| Task details |
Copy only what runs from the line containing "Type out the text in this image." through the end of the material below, line for line, with both ends included.
[start]
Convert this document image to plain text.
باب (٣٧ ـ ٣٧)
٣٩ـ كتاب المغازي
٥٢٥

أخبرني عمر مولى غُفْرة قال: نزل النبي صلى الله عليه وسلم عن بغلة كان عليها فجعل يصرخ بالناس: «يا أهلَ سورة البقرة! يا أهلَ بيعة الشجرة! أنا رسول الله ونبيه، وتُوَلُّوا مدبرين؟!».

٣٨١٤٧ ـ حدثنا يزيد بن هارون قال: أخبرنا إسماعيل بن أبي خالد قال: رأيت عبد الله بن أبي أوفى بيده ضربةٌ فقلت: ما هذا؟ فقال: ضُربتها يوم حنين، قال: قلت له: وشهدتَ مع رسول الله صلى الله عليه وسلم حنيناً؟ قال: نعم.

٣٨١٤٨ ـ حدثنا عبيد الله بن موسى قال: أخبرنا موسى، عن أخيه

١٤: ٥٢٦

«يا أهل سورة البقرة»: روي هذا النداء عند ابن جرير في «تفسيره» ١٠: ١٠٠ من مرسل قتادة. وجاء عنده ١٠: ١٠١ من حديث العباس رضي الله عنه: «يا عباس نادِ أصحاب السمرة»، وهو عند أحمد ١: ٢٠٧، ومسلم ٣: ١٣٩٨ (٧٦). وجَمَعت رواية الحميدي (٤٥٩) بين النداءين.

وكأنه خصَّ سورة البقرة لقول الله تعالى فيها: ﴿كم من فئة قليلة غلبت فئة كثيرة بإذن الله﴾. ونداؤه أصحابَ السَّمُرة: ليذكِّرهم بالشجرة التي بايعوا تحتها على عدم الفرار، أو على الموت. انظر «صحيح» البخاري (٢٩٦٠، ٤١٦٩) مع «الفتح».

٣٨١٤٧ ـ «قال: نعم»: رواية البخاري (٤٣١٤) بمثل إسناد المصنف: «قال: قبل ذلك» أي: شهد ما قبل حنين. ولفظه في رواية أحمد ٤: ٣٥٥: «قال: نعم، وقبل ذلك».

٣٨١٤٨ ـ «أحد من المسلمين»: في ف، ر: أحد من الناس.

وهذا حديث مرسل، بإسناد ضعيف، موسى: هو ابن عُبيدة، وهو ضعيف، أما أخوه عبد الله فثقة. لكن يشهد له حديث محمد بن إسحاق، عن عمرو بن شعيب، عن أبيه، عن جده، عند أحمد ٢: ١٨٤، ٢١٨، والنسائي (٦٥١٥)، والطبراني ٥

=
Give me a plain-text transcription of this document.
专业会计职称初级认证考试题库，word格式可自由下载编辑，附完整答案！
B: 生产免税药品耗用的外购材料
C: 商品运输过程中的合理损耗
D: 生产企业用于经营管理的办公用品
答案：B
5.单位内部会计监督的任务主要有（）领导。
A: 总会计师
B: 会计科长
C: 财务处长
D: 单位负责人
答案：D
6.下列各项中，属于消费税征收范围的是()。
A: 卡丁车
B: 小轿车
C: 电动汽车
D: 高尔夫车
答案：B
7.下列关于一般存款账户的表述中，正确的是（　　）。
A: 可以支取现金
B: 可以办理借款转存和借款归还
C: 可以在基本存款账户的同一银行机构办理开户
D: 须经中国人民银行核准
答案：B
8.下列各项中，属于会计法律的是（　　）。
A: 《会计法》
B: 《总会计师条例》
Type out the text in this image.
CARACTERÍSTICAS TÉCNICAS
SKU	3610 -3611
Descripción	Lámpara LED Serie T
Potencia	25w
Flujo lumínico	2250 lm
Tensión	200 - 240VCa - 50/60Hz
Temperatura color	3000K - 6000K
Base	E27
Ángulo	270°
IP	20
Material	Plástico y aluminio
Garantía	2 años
[end]
| Response to this task |
Type out the text in this image.
CARACTERÍSTICAS TÉCNICAS
SKU	3610 -3611
Descripción	Lámpara LED Serie T
Potencia	25w
Flujo lumínico	2250 lm
Tensión	200 - 240VCa - 50/60Hz
Temperatura color	3000K - 6000K
Base	E27
Ángulo	270°
IP	20
Material	Plástico y aluminio
Garantía	2 años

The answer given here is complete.